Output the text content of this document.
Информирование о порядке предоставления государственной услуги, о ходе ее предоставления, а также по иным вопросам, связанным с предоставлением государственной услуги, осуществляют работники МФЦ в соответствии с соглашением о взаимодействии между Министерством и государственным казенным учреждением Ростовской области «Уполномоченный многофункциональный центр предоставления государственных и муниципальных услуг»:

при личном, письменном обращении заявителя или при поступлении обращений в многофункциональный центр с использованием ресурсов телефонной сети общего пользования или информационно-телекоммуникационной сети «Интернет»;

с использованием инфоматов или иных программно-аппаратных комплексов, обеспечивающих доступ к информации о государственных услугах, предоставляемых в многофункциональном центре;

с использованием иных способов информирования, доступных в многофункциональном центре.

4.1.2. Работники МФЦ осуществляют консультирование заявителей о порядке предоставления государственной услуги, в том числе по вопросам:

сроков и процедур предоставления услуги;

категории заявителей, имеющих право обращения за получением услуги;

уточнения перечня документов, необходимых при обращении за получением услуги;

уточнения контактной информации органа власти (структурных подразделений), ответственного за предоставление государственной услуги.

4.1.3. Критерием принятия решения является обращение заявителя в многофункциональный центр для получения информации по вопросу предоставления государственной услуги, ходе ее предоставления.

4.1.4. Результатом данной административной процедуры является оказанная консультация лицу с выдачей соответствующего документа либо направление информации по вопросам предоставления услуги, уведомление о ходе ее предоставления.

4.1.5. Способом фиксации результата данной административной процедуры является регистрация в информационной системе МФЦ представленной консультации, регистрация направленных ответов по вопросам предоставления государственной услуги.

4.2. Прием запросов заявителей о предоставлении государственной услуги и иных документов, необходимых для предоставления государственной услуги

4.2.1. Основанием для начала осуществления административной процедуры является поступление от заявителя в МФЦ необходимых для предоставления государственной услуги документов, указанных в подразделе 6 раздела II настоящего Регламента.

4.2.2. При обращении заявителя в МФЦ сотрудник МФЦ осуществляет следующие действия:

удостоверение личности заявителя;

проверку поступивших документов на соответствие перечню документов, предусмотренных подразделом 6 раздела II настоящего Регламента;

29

* Goal:
Your task is to print all of the records exactly.

* The answer:
Output the text content of this document.
Информирование о порядке предоставления государственной услуги, о ходе ее предоставления, а также по иным вопросам, связанным с предоставлением государственной услуги, осуществляют работники МФЦ в соответствии с соглашением о взаимодействии между Министерством и государственным казенным учреждением Ростовской области «Уполномоченный многофункциональный центр предоставления государственных и муниципальных услуг»:

при личном, письменном обращении заявителя или при поступлении обращений в многофункциональный центр с использованием ресурсов телефонной сети общего пользования или информационно-телекоммуникационной сети «Интернет»;

с использованием инфоматов или иных программно-аппаратных комплексов, обеспечивающих доступ к информации о государственных услугах, предоставляемых в многофункциональном центре;

с использованием иных способов информирования, доступных в многофункциональном центре.

4.1.2. Работники МФЦ осуществляют консультирование заявителей о порядке предоставления государственной услуги, в том числе по вопросам:

сроков и процедур предоставления услуги;

категории заявителей, имеющих право обращения за получением услуги;

уточнения перечня документов, необходимых при обращении за получением услуги;

уточнения контактной информации органа власти (структурных подразделений), ответственного за предоставление государственной услуги.

4.1.3. Критерием принятия решения является обращение заявителя в многофункциональный центр для получения информации по вопросу предоставления государственной услуги, ходе ее предоставления.

4.1.4. Результатом данной административной процедуры является оказанная консультация лицу с выдачей соответствующего документа либо направление информации по вопросам предоставления услуги, уведомление о ходе ее предоставления.

4.1.5. Способом фиксации результата данной административной процедуры является регистрация в информационной системе МФЦ представленной консультации, регистрация направленных ответов по вопросам предоставления государственной услуги.

4.2. Прием запросов заявителей о предоставлении государственной услуги и иных документов, необходимых для предоставления государственной услуги

4.2.1. Основанием для начала осуществления административной процедуры является поступление от заявителя в МФЦ необходимых для предоставления государственной услуги документов, указанных в подразделе 6 раздела II настоящего Регламента.

4.2.2. При обращении заявителя в МФЦ сотрудник МФЦ осуществляет следующие действия:

удостоверение личности заявителя;

проверку поступивших документов на соответствие перечню документов, предусмотренных подразделом 6 раздела II настоящего Регламента;

29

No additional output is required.